◆ **Records shown**:
▶

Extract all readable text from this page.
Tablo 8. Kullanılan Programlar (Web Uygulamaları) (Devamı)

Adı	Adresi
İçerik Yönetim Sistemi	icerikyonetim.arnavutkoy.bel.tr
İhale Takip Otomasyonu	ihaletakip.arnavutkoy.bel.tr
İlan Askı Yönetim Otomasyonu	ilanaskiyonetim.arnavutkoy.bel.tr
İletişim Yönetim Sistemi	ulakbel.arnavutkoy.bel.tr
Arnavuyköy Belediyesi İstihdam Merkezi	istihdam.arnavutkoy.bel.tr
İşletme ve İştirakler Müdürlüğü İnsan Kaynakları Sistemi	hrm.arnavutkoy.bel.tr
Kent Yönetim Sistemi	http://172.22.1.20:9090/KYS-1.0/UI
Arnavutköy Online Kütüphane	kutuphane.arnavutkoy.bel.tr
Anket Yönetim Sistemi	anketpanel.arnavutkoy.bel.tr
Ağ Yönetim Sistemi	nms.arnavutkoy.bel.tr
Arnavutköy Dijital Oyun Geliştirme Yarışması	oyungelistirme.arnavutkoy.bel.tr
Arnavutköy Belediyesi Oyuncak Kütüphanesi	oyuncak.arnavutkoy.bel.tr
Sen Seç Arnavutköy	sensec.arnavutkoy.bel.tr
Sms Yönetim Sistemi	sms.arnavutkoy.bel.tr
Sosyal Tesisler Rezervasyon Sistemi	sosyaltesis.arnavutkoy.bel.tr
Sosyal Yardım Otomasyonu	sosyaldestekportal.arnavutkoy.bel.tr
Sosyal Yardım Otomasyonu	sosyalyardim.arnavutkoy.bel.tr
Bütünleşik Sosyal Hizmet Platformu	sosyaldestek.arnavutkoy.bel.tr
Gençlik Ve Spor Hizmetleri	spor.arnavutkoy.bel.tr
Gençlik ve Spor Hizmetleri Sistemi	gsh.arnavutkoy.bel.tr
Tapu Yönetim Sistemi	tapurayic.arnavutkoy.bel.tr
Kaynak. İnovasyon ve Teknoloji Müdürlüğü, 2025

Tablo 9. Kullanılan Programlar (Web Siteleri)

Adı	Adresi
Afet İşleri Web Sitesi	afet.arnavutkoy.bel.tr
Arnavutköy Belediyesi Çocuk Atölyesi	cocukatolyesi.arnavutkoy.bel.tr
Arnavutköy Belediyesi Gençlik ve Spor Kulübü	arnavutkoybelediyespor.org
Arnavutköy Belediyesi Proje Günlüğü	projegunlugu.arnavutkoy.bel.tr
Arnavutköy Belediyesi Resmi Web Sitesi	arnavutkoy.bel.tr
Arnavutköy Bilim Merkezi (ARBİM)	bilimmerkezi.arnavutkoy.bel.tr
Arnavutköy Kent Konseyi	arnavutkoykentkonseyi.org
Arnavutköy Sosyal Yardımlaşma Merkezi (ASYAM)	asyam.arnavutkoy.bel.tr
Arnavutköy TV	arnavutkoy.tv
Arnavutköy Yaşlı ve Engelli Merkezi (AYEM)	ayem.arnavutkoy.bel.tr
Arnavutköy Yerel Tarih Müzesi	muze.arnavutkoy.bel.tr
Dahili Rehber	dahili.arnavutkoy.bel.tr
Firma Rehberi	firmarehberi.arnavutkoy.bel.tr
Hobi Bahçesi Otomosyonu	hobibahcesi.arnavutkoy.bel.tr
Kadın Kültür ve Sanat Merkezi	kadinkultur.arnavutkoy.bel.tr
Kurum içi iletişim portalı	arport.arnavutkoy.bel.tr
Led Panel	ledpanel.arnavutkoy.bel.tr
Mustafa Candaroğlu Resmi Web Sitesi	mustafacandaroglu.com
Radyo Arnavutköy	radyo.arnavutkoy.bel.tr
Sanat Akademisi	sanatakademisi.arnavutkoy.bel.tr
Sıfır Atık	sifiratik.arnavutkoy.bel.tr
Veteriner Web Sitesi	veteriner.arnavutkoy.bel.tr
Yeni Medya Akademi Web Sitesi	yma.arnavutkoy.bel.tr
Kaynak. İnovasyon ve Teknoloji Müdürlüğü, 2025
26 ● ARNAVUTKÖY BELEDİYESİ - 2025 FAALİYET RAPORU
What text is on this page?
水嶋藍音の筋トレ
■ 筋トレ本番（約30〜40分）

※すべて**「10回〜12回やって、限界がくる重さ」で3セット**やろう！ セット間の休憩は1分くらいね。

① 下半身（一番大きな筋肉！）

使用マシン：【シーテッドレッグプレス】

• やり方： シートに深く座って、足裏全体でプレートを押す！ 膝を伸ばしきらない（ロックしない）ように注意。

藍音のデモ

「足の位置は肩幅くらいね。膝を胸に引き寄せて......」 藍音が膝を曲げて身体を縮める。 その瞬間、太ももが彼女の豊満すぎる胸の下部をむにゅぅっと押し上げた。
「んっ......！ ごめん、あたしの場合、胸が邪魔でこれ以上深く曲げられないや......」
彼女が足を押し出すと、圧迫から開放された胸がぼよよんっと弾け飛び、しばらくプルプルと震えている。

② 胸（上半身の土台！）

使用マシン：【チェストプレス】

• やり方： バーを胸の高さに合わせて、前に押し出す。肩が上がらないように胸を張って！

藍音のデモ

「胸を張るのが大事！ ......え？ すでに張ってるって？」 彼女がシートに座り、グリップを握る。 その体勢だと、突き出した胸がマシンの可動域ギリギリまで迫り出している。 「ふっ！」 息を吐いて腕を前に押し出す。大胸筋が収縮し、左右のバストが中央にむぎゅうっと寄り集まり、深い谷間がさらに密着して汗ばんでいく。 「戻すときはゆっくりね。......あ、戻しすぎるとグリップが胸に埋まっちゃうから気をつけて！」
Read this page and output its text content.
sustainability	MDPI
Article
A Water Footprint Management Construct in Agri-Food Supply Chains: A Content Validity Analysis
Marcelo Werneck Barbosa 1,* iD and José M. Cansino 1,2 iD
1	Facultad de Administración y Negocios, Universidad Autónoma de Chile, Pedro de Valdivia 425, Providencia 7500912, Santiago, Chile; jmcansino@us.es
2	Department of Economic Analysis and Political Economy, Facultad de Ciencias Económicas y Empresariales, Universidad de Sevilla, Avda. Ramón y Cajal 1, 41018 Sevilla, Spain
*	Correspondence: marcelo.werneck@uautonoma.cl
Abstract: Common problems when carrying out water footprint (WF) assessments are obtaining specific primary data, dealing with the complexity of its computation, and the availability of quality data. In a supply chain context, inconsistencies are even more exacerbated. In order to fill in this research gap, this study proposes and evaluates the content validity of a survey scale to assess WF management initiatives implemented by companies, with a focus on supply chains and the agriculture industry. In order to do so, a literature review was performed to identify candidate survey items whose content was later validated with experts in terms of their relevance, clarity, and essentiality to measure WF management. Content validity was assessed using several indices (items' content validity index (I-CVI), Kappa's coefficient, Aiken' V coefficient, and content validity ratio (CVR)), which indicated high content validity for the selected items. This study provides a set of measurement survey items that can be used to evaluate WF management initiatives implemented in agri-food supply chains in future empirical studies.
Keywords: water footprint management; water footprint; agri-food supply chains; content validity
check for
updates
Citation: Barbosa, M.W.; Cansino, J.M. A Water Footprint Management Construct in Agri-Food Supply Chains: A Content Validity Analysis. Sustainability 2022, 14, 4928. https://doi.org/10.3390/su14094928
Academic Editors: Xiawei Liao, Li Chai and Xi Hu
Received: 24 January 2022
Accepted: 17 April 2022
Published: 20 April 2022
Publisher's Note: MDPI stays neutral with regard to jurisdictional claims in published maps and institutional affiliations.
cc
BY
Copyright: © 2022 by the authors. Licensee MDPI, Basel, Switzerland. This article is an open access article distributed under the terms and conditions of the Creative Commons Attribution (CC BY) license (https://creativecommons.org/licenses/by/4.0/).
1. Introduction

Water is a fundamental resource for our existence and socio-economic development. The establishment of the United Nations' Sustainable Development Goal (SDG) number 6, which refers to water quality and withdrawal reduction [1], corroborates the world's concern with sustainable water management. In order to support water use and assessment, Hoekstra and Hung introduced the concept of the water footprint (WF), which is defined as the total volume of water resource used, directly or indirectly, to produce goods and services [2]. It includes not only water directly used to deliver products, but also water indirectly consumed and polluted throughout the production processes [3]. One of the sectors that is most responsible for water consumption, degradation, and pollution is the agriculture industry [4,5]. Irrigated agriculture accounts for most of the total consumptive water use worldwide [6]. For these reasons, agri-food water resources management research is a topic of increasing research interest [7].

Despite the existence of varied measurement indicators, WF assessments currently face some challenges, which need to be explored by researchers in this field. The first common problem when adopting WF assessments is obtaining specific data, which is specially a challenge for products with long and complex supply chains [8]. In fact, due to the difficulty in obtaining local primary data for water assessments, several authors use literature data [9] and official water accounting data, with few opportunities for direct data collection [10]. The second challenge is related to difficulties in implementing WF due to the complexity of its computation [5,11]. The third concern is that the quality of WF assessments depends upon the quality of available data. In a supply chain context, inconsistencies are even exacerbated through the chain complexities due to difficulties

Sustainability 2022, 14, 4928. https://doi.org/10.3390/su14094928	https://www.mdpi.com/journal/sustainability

◀

◆ **Given request**: Gather each line from the listing above that holds "Otomasyonu".

◆ **The output**:
İhale Takip Otomasyonu	ihaletakip.arnavutkoy.bel.tr
İlan Askı Yönetim Otomasyonu	ilanaskiyonetim.arnavutkoy.bel.tr
Sosyal Yardım Otomasyonu	sosyaldestekportal.arnavutkoy.bel.tr
Sosyal Yardım Otomasyonu	sosyalyardim.arnavutkoy.bel.tr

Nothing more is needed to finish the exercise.